Set down the stretch of the data below from the line that contains "- legend-label: <5%: [80, 120, 107, 130]" through the line that contains "- y-tick-label: 100: [10, 364, 30, 373]", copying each line unchanged.

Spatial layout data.

- - - -

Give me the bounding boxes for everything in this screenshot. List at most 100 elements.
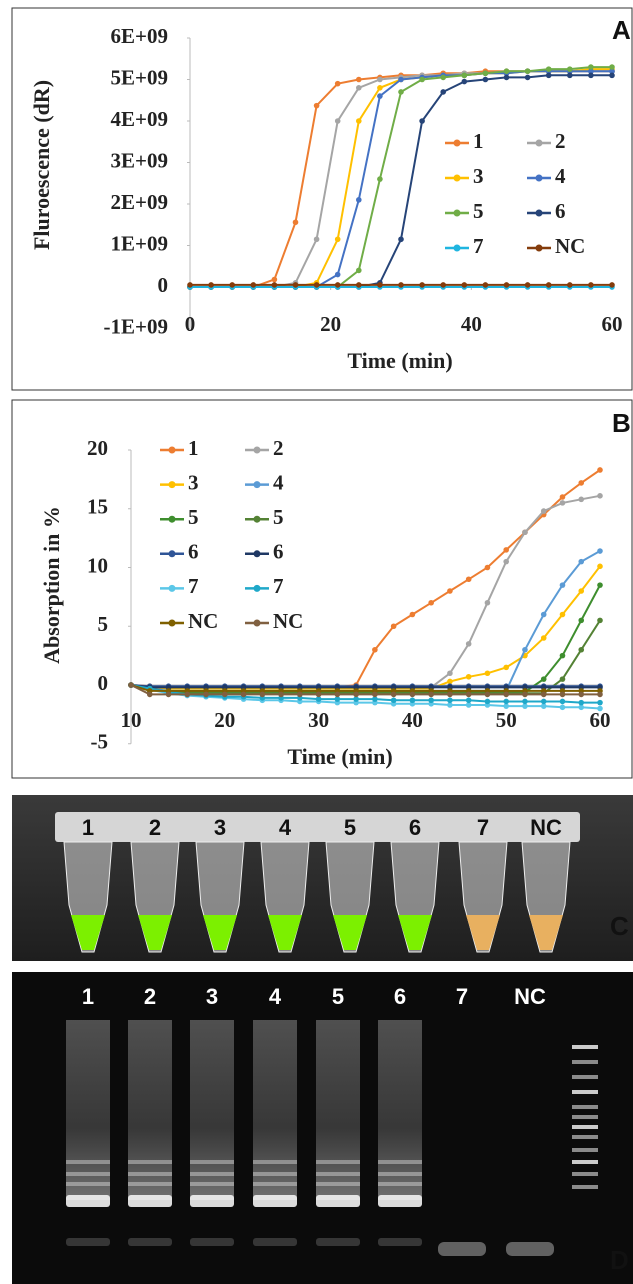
data-point: [334, 696, 341, 702]
data-point: [484, 599, 491, 606]
gel-band: [128, 1182, 172, 1186]
data-point: [356, 282, 362, 288]
legend-swatch-marker: [168, 550, 176, 558]
ladder-band: [572, 1105, 598, 1109]
x-tick-label: 20: [214, 708, 235, 732]
legend-label: 2: [273, 436, 284, 460]
data-point: [447, 697, 453, 704]
y-tick-label: 5E+09: [111, 65, 168, 89]
series-line: [130, 684, 600, 688]
data-point: [465, 691, 472, 698]
data-point: [484, 691, 491, 698]
lane-label: 4: [269, 984, 282, 1009]
y-tick-label: 3E+09: [111, 148, 168, 172]
data-point: [165, 691, 172, 698]
legend-swatch-marker: [453, 174, 461, 182]
data-point: [428, 599, 434, 606]
gel-band: [378, 1172, 422, 1176]
legend-swatch-marker: [168, 446, 176, 454]
data-point: [409, 697, 416, 704]
data-point: [419, 76, 425, 83]
data-point: [390, 691, 397, 698]
data-point: [522, 698, 528, 705]
gel-band: [128, 1195, 172, 1207]
tube-label: 3: [214, 815, 226, 840]
x-tick-label: 40: [461, 312, 482, 336]
data-point: [334, 271, 341, 278]
data-point: [545, 282, 552, 288]
data-point: [447, 702, 453, 708]
data-point: [250, 282, 257, 288]
x-tick-label: 40: [402, 708, 423, 732]
y-tick-label: 6E+09: [111, 24, 168, 48]
legend-label: 5: [273, 505, 284, 529]
tube-liquid: [268, 915, 302, 950]
data-point: [578, 480, 585, 486]
data-point: [398, 76, 404, 83]
data-point: [484, 670, 491, 677]
data-point: [222, 691, 228, 698]
y-tick-label: 20: [87, 436, 108, 460]
data-point: [372, 646, 378, 653]
tube-liquid: [529, 915, 563, 950]
tube-label: NC: [530, 815, 562, 840]
legend-swatch-marker: [253, 481, 261, 489]
data-point: [419, 118, 425, 124]
series-line: [130, 684, 600, 704]
ladder-band: [572, 1125, 598, 1129]
legend-label: 5: [188, 505, 199, 529]
data-point: [482, 282, 489, 288]
gel-band: [66, 1238, 110, 1246]
gel-smear: [66, 1020, 110, 1200]
data-point: [597, 563, 603, 570]
data-point: [482, 70, 489, 77]
legend-swatch-marker: [168, 481, 176, 489]
data-point: [482, 76, 489, 83]
data-point: [372, 691, 378, 698]
x-tick-label: 60: [590, 708, 611, 732]
legend-swatch-marker: [535, 174, 543, 182]
data-point: [315, 691, 322, 698]
data-point: [559, 500, 566, 506]
legend-label: 6: [273, 540, 284, 564]
data-point: [447, 678, 453, 685]
data-point: [503, 698, 510, 705]
gel-band: [190, 1160, 234, 1164]
data-point: [578, 646, 585, 653]
data-point: [229, 282, 235, 288]
data-point: [292, 219, 299, 226]
ladder-band: [572, 1060, 598, 1064]
data-point: [461, 78, 468, 85]
tube-label: 7: [477, 815, 489, 840]
data-point: [313, 282, 320, 288]
gel-band: [190, 1172, 234, 1176]
data-point: [484, 698, 491, 705]
tube-liquid: [203, 915, 237, 950]
data-point: [398, 282, 404, 288]
gel-band: [253, 1238, 297, 1246]
gel-band: [190, 1195, 234, 1207]
gel-band: [316, 1160, 360, 1164]
y-tick-label: 1E+09: [111, 231, 168, 255]
data-point: [522, 703, 528, 709]
legend-swatch-marker: [453, 209, 461, 217]
data-point: [503, 74, 510, 81]
data-point: [540, 508, 547, 514]
data-point: [578, 496, 585, 503]
panel-letter: B: [612, 408, 631, 438]
legend-label: NC: [188, 609, 218, 633]
y-axis-title: Absorption in %: [39, 506, 64, 664]
data-point: [377, 76, 383, 83]
data-point: [503, 68, 510, 74]
legend-label: 5: [473, 199, 484, 223]
tube-label: 6: [409, 815, 421, 840]
gel-band: [378, 1238, 422, 1246]
gel-band: [253, 1160, 297, 1164]
gel-band: [316, 1238, 360, 1246]
tube-strip: [55, 812, 580, 842]
legend-swatch-marker: [253, 515, 261, 523]
legend-swatch-marker: [253, 550, 261, 558]
data-point: [484, 564, 491, 571]
tube-label: 1: [82, 815, 94, 840]
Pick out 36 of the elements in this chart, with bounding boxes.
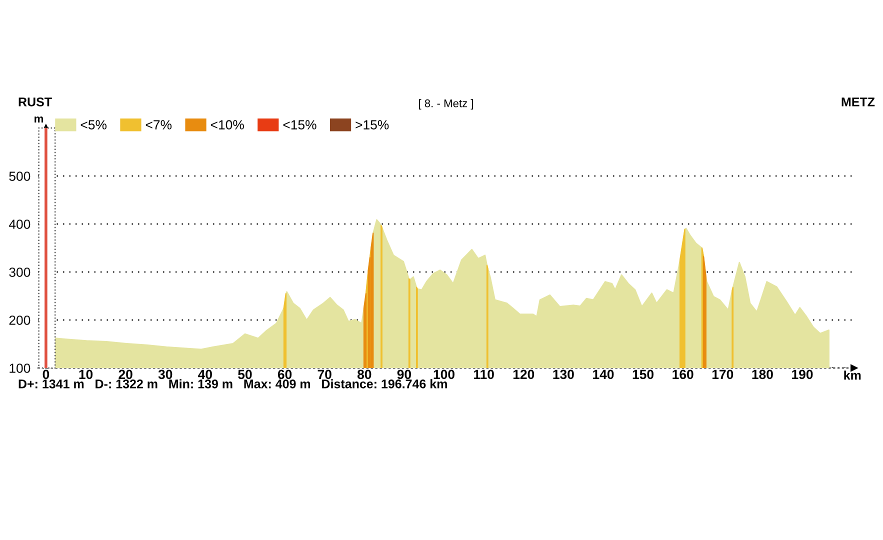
- legend-label: <5%: [80, 120, 107, 130]
- x-tick-label: 60: [278, 370, 292, 380]
- x-tick-label: 180: [752, 370, 773, 380]
- x-tick-label: 140: [593, 370, 614, 380]
- x-tick-label: 120: [513, 370, 534, 380]
- y-tick-label: 300: [9, 268, 30, 277]
- legend-label: >15%: [356, 120, 389, 130]
- x-tick-label: 40: [198, 370, 212, 380]
- x-tick-label: 110: [474, 370, 494, 380]
- legend-label: <7%: [146, 120, 172, 130]
- x-tick-label: 50: [238, 370, 252, 380]
- legend-label: <15%: [283, 120, 316, 130]
- x-tick-label: 70: [318, 370, 332, 380]
- x-tick-label: 130: [553, 370, 574, 380]
- x-tick-label: 190: [792, 370, 813, 380]
- x-axis-title: km: [844, 370, 861, 380]
- x-tick-label: 150: [632, 370, 654, 380]
- y-tick-label: 400: [8, 220, 30, 229]
- text: RUST: [18, 98, 52, 106]
- x-tick-label: 0: [42, 370, 50, 380]
- x-tick-label: 10: [79, 370, 93, 380]
- x-tick-label: 160: [672, 370, 694, 380]
- y-tick-label: 500: [9, 172, 30, 181]
- y-axis-title: m: [34, 116, 44, 122]
- x-tick-label: 100: [434, 370, 454, 380]
- text: METZ: [842, 98, 875, 106]
- x-tick-label: 170: [712, 370, 734, 380]
- x-tick-label: 90: [397, 370, 412, 380]
- text: D+: 1341 m D-: 1322 m Min: 139 m Max: 409 m Distance: 196.746 km: [18, 379, 447, 388]
- y-tick-label: 200: [9, 316, 30, 325]
- x-tick-label: 80: [357, 370, 372, 380]
- chart-title: [ 8. - Metz ]: [419, 99, 473, 110]
- y-tick-label: 100: [10, 364, 30, 373]
- x-tick-label: 20: [118, 370, 132, 380]
- x-tick-label: 30: [158, 370, 172, 380]
- legend-label: <10%: [210, 120, 244, 130]
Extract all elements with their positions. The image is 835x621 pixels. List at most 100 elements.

- - - -

FINAL RESULT.
- legend-label: <5%: [80, 120, 107, 130]
- x-tick-label: 60: [278, 370, 292, 380]
- x-tick-label: 180: [752, 370, 773, 380]
- x-tick-label: 140: [593, 370, 614, 380]
- x-tick-label: 120: [513, 370, 534, 380]
- y-tick-label: 300: [9, 268, 30, 277]
- legend-label: >15%: [356, 120, 389, 130]
- x-tick-label: 40: [198, 370, 212, 380]
- x-tick-label: 110: [474, 370, 494, 380]
- legend-label: <7%: [146, 120, 172, 130]
- x-tick-label: 50: [238, 370, 252, 380]
- legend-label: <15%: [283, 120, 316, 130]
- x-tick-label: 70: [318, 370, 332, 380]
- x-tick-label: 130: [553, 370, 574, 380]
- x-tick-label: 190: [792, 370, 813, 380]
- x-axis-title: km: [844, 370, 861, 380]
- x-tick-label: 150: [632, 370, 654, 380]
- y-tick-label: 400: [8, 220, 30, 229]
- text: RUST: [18, 98, 52, 106]
- x-tick-label: 0: [42, 370, 50, 380]
- x-tick-label: 10: [79, 370, 93, 380]
- x-tick-label: 160: [672, 370, 694, 380]
- y-tick-label: 500: [9, 172, 30, 181]
- y-axis-title: m: [34, 116, 44, 122]
- x-tick-label: 100: [434, 370, 454, 380]
- text: METZ: [842, 98, 875, 106]
- x-tick-label: 170: [712, 370, 734, 380]
- x-tick-label: 90: [397, 370, 412, 380]
- text: D+: 1341 m D-: 1322 m Min: 139 m Max: 409 m Distance: 196.746 km: [18, 379, 447, 388]
- y-tick-label: 200: [9, 316, 30, 325]
- x-tick-label: 80: [357, 370, 372, 380]
- chart-title: [ 8. - Metz ]: [419, 99, 473, 110]
- y-tick-label: 100: [10, 364, 30, 373]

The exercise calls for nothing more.